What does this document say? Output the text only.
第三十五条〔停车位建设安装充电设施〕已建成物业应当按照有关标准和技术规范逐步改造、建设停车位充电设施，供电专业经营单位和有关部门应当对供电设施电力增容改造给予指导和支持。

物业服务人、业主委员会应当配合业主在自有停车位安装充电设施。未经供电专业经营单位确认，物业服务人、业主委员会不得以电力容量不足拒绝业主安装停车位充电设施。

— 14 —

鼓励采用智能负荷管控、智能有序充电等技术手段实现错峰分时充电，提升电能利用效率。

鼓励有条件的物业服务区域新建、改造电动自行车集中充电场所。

* * *

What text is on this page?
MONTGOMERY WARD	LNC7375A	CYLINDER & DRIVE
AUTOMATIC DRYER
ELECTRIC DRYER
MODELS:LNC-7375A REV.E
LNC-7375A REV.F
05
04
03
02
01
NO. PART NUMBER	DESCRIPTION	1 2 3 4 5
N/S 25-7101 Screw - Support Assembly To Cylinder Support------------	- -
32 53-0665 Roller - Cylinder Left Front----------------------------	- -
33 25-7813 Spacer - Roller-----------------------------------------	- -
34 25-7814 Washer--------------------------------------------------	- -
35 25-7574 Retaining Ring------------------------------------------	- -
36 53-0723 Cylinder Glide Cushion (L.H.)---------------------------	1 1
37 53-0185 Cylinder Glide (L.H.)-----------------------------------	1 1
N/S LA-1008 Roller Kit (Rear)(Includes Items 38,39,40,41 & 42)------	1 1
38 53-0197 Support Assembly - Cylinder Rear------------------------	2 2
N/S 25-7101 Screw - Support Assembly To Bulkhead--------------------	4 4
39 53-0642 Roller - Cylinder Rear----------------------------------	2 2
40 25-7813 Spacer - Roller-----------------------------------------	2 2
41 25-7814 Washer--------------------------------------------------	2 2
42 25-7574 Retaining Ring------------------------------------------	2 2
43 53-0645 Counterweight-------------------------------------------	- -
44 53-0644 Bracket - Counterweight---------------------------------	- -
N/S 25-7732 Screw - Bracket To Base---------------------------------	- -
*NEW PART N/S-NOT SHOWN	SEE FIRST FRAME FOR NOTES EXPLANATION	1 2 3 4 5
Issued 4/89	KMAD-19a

Stated task: Copy every line above that includes the string "Counterweight".

Solution to the problem:
43 53-0645 Counterweight-------------------------------------------	- -
44 53-0644 Bracket - Counterweight---------------------------------	- -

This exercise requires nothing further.